• [WORK INSTRUCTIONS]: Using the listing below, please gather every line containing the word "price".

• [PROVIDED RECORDS]:
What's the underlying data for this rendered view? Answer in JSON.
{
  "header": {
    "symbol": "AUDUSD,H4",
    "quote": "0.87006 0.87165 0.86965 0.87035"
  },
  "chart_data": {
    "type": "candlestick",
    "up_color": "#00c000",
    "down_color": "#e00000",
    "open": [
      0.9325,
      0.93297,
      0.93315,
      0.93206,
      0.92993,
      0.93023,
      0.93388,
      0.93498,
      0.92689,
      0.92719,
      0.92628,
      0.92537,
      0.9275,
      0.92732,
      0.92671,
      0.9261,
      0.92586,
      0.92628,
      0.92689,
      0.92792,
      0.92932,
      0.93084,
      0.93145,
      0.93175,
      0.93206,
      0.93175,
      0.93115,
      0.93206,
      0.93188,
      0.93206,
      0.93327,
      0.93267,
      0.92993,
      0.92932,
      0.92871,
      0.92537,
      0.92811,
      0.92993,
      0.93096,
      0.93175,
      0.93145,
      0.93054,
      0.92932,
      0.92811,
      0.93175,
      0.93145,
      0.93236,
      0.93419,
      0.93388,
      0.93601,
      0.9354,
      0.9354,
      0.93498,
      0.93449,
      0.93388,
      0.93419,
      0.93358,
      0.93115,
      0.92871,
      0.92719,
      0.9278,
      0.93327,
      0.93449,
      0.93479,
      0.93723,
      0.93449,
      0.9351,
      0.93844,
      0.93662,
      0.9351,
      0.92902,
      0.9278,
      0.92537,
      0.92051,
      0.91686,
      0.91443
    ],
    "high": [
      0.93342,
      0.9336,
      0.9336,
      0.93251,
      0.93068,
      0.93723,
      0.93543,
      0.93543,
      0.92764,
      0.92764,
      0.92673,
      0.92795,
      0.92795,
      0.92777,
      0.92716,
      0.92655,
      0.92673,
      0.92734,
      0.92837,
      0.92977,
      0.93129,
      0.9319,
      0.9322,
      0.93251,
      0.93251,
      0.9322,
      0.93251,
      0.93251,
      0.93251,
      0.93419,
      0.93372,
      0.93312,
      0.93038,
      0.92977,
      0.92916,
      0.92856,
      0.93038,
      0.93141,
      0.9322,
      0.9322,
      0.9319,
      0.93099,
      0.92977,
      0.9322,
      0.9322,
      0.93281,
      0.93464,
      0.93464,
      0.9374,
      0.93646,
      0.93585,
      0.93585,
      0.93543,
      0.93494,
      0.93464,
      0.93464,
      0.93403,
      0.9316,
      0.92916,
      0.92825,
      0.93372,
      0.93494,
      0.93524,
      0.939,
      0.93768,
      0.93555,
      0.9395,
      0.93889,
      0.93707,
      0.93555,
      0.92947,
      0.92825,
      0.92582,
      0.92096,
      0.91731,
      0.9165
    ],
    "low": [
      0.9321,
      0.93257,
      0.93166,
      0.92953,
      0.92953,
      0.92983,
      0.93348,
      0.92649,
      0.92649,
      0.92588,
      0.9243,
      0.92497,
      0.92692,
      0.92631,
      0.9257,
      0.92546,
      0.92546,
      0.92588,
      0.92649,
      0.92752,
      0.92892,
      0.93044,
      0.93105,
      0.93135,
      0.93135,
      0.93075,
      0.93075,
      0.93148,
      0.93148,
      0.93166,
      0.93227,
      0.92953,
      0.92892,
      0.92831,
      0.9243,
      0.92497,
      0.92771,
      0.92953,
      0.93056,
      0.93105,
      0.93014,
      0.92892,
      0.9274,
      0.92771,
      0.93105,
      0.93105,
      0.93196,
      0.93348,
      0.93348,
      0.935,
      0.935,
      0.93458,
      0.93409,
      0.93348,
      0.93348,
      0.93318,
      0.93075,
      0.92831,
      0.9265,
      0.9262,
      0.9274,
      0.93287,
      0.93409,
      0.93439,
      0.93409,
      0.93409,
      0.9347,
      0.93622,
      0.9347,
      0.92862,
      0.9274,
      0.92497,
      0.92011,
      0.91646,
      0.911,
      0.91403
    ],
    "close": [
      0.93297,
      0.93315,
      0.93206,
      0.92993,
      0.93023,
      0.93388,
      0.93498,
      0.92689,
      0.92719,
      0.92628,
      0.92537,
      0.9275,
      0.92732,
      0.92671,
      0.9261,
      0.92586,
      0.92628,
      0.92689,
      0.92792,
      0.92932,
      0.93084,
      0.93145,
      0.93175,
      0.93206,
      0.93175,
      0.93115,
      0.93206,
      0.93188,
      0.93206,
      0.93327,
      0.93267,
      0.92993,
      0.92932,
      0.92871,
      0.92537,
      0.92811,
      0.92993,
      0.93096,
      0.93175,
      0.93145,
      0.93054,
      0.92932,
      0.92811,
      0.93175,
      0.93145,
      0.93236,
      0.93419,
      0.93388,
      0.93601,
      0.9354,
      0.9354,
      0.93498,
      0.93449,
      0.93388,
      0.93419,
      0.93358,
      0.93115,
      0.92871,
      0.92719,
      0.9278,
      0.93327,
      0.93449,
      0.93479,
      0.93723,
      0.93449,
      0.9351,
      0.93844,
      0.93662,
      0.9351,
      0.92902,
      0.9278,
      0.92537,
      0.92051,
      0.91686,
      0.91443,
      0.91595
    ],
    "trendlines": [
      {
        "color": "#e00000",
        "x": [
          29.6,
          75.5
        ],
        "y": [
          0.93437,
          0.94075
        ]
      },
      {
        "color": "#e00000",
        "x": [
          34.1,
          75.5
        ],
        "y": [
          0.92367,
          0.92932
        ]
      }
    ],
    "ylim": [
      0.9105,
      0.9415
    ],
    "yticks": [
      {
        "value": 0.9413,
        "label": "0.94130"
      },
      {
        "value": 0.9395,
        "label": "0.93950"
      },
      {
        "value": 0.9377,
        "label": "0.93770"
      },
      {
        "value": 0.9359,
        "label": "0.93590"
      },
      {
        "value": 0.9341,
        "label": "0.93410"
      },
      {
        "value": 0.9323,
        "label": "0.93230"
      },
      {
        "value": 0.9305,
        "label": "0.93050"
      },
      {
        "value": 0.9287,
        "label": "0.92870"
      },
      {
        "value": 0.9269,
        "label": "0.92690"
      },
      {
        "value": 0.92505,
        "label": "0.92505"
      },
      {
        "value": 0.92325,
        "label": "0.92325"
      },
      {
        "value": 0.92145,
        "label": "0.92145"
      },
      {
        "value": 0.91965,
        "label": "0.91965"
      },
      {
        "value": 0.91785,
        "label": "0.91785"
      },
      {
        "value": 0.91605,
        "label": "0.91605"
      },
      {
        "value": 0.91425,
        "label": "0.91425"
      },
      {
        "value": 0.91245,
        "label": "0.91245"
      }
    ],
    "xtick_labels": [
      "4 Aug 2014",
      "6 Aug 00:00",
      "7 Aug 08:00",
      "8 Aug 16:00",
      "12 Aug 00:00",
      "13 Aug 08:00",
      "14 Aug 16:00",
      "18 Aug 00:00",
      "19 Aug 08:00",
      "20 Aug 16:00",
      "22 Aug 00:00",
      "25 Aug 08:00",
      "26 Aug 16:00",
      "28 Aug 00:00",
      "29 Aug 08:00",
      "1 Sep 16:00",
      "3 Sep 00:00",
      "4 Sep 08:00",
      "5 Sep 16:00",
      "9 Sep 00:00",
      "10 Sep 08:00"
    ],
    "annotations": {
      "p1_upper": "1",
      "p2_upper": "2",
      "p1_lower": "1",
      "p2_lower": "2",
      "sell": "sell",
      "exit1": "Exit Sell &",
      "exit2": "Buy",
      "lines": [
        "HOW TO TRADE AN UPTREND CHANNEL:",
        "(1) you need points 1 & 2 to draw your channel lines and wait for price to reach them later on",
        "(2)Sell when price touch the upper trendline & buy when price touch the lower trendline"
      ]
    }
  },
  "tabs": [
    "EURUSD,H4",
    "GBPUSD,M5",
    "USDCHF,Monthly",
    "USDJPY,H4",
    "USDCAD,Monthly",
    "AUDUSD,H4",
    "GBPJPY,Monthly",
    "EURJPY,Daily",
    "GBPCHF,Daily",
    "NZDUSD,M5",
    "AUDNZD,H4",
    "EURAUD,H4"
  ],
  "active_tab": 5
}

• [PROBLEM SOLUTION]:
        "(1) you need points 1 & 2 to draw your channel lines and wait for price to reach them later on",
        "(2)Sell when price touch the upper trendline & buy when price touch the lower trendline"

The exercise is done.